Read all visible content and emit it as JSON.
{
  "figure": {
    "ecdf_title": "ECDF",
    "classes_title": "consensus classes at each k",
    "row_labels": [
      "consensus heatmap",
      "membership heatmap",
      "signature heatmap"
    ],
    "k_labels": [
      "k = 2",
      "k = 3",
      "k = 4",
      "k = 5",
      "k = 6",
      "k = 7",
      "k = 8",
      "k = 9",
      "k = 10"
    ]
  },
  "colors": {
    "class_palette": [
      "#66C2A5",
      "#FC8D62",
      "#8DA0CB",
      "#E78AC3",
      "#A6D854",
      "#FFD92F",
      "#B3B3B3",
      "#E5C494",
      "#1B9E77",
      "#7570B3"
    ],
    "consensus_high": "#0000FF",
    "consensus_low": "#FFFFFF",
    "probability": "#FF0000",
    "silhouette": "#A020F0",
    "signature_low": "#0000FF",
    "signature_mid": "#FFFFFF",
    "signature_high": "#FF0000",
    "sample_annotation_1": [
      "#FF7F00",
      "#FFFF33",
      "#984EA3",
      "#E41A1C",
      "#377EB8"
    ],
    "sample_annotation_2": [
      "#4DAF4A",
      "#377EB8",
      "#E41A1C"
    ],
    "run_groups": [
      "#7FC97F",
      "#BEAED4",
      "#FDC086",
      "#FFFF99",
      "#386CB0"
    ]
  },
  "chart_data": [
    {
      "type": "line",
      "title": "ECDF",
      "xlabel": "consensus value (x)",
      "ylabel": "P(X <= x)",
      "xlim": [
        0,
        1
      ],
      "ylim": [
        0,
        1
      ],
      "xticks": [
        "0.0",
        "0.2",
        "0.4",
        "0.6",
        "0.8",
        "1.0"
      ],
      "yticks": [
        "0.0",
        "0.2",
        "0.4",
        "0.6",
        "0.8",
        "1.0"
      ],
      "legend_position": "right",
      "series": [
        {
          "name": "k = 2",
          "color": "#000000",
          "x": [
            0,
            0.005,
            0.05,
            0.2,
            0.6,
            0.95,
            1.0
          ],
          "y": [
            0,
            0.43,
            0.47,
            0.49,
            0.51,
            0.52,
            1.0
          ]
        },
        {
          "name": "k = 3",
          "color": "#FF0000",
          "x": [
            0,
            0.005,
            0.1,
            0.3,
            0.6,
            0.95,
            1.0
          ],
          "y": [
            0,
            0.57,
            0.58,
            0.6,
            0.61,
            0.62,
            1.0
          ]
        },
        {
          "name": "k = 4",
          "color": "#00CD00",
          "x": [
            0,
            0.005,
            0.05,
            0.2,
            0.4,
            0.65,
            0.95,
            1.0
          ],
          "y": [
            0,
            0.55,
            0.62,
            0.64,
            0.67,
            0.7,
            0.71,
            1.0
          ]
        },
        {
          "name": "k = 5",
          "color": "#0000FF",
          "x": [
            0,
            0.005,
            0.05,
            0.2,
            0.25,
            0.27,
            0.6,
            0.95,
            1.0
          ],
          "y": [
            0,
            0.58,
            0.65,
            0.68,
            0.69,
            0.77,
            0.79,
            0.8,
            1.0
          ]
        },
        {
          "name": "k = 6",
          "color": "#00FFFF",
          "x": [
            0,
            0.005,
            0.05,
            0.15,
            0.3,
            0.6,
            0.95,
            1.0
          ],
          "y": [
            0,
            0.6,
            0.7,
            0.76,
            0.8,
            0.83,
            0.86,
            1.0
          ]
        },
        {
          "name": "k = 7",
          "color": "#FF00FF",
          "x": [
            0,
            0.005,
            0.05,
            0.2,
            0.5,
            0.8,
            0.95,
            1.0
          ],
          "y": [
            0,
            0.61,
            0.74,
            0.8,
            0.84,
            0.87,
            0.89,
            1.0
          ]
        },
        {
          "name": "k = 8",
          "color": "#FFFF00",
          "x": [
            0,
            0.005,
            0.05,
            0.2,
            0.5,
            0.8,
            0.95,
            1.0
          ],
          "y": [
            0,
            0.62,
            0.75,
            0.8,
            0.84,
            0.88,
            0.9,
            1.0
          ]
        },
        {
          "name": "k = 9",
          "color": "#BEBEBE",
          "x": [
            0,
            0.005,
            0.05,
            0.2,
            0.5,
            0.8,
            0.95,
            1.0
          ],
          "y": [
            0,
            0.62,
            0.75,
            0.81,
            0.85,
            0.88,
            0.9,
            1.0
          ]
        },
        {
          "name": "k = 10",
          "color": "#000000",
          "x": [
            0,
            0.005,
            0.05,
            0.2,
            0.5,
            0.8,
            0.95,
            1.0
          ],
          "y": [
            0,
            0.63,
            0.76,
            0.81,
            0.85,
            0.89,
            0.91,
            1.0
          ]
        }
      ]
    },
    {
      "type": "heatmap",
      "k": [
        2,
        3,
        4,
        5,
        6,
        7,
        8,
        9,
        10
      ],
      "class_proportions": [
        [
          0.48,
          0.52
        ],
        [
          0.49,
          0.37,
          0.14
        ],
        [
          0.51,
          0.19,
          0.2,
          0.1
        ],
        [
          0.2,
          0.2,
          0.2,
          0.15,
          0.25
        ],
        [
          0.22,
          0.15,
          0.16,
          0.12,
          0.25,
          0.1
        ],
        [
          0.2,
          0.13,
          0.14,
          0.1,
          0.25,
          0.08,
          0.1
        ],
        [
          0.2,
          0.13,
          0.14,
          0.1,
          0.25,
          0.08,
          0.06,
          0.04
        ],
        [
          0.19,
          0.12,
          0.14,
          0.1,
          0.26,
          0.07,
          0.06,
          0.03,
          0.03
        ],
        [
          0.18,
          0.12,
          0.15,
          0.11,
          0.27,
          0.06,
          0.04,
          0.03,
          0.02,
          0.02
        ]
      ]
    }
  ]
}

------------------------------

# INSTRUCTION:
Repeat the records above in full, character for character.

# EXPECTED ANSWER:
Read all visible content and emit it as JSON.
{
  "figure": {
    "ecdf_title": "ECDF",
    "classes_title": "consensus classes at each k",
    "row_labels": [
      "consensus heatmap",
      "membership heatmap",
      "signature heatmap"
    ],
    "k_labels": [
      "k = 2",
      "k = 3",
      "k = 4",
      "k = 5",
      "k = 6",
      "k = 7",
      "k = 8",
      "k = 9",
      "k = 10"
    ]
  },
  "colors": {
    "class_palette": [
      "#66C2A5",
      "#FC8D62",
      "#8DA0CB",
      "#E78AC3",
      "#A6D854",
      "#FFD92F",
      "#B3B3B3",
      "#E5C494",
      "#1B9E77",
      "#7570B3"
    ],
    "consensus_high": "#0000FF",
    "consensus_low": "#FFFFFF",
    "probability": "#FF0000",
    "silhouette": "#A020F0",
    "signature_low": "#0000FF",
    "signature_mid": "#FFFFFF",
    "signature_high": "#FF0000",
    "sample_annotation_1": [
      "#FF7F00",
      "#FFFF33",
      "#984EA3",
      "#E41A1C",
      "#377EB8"
    ],
    "sample_annotation_2": [
      "#4DAF4A",
      "#377EB8",
      "#E41A1C"
    ],
    "run_groups": [
      "#7FC97F",
      "#BEAED4",
      "#FDC086",
      "#FFFF99",
      "#386CB0"
    ]
  },
  "chart_data": [
    {
      "type": "line",
      "title": "ECDF",
      "xlabel": "consensus value (x)",
      "ylabel": "P(X <= x)",
      "xlim": [
        0,
        1
      ],
      "ylim": [
        0,
        1
      ],
      "xticks": [
        "0.0",
        "0.2",
        "0.4",
        "0.6",
        "0.8",
        "1.0"
      ],
      "yticks": [
        "0.0",
        "0.2",
        "0.4",
        "0.6",
        "0.8",
        "1.0"
      ],
      "legend_position": "right",
      "series": [
        {
          "name": "k = 2",
          "color": "#000000",
          "x": [
            0,
            0.005,
            0.05,
            0.2,
            0.6,
            0.95,
            1.0
          ],
          "y": [
            0,
            0.43,
            0.47,
            0.49,
            0.51,
            0.52,
            1.0
          ]
        },
        {
          "name": "k = 3",
          "color": "#FF0000",
          "x": [
            0,
            0.005,
            0.1,
            0.3,
            0.6,
            0.95,
            1.0
          ],
          "y": [
            0,
            0.57,
            0.58,
            0.6,
            0.61,
            0.62,
            1.0
          ]
        },
        {
          "name": "k = 4",
          "color": "#00CD00",
          "x": [
            0,
            0.005,
            0.05,
            0.2,
            0.4,
            0.65,
            0.95,
            1.0
          ],
          "y": [
            0,
            0.55,
            0.62,
            0.64,
            0.67,
            0.7,
            0.71,
            1.0
          ]
        },
        {
          "name": "k = 5",
          "color": "#0000FF",
          "x": [
            0,
            0.005,
            0.05,
            0.2,
            0.25,
            0.27,
            0.6,
            0.95,
            1.0
          ],
          "y": [
            0,
            0.58,
            0.65,
            0.68,
            0.69,
            0.77,
            0.79,
            0.8,
            1.0
          ]
        },
        {
          "name": "k = 6",
          "color": "#00FFFF",
          "x": [
            0,
            0.005,
            0.05,
            0.15,
            0.3,
            0.6,
            0.95,
            1.0
          ],
          "y": [
            0,
            0.6,
            0.7,
            0.76,
            0.8,
            0.83,
            0.86,
            1.0
          ]
        },
        {
          "name": "k = 7",
          "color": "#FF00FF",
          "x": [
            0,
            0.005,
            0.05,
            0.2,
            0.5,
            0.8,
            0.95,
            1.0
          ],
          "y": [
            0,
            0.61,
            0.74,
            0.8,
            0.84,
            0.87,
            0.89,
            1.0
          ]
        },
        {
          "name": "k = 8",
          "color": "#FFFF00",
          "x": [
            0,
            0.005,
            0.05,
            0.2,
            0.5,
            0.8,
            0.95,
            1.0
          ],
          "y": [
            0,
            0.62,
            0.75,
            0.8,
            0.84,
            0.88,
            0.9,
            1.0
          ]
        },
        {
          "name": "k = 9",
          "color": "#BEBEBE",
          "x": [
            0,
            0.005,
            0.05,
            0.2,
            0.5,
            0.8,
            0.95,
            1.0
          ],
          "y": [
            0,
            0.62,
            0.75,
            0.81,
            0.85,
            0.88,
            0.9,
            1.0
          ]
        },
        {
          "name": "k = 10",
          "color": "#000000",
          "x": [
            0,
            0.005,
            0.05,
            0.2,
            0.5,
            0.8,
            0.95,
            1.0
          ],
          "y": [
            0,
            0.63,
            0.76,
            0.81,
            0.85,
            0.89,
            0.91,
            1.0
          ]
        }
      ]
    },
    {
      "type": "heatmap",
      "k": [
        2,
        3,
        4,
        5,
        6,
        7,
        8,
        9,
        10
      ],
      "class_proportions": [
        [
          0.48,
          0.52
        ],
        [
          0.49,
          0.37,
          0.14
        ],
        [
          0.51,
          0.19,
          0.2,
          0.1
        ],
        [
          0.2,
          0.2,
          0.2,
          0.15,
          0.25
        ],
        [
          0.22,
          0.15,
          0.16,
          0.12,
          0.25,
          0.1
        ],
        [
          0.2,
          0.13,
          0.14,
          0.1,
          0.25,
          0.08,
          0.1
        ],
        [
          0.2,
          0.13,
          0.14,
          0.1,
          0.25,
          0.08,
          0.06,
          0.04
        ],
        [
          0.19,
          0.12,
          0.14,
          0.1,
          0.26,
          0.07,
          0.06,
          0.03,
          0.03
        ],
        [
          0.18,
          0.12,
          0.15,
          0.11,
          0.27,
          0.06,
          0.04,
          0.03,
          0.02,
          0.02
        ]
      ]
    }
  ]
}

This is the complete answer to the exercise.